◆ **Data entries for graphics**

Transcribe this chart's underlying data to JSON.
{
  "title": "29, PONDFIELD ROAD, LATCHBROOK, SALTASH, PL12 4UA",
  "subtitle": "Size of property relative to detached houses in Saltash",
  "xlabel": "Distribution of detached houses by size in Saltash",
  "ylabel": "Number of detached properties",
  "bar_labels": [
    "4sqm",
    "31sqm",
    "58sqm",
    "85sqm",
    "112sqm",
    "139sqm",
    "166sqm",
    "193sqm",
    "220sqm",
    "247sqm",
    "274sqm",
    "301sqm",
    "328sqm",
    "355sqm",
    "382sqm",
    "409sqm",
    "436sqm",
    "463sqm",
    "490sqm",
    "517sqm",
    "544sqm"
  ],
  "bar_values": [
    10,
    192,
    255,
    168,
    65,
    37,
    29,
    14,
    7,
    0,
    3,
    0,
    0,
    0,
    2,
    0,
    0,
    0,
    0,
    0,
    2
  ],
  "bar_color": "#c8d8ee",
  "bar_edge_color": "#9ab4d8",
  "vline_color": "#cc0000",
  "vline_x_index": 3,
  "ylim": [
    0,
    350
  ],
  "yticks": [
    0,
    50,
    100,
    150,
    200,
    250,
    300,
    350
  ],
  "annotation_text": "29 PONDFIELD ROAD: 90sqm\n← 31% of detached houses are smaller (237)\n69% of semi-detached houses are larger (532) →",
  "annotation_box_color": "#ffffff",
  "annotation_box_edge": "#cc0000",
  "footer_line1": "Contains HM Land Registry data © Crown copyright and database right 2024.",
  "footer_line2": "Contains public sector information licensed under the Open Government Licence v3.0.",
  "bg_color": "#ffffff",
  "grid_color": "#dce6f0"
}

◆ **Your goal**
Wherever the word "ffffff" occurs in a line of the listing, copy that line.

◆ **The completed task**
  "annotation_box_color": "#ffffff",
  "bg_color": "#ffffff",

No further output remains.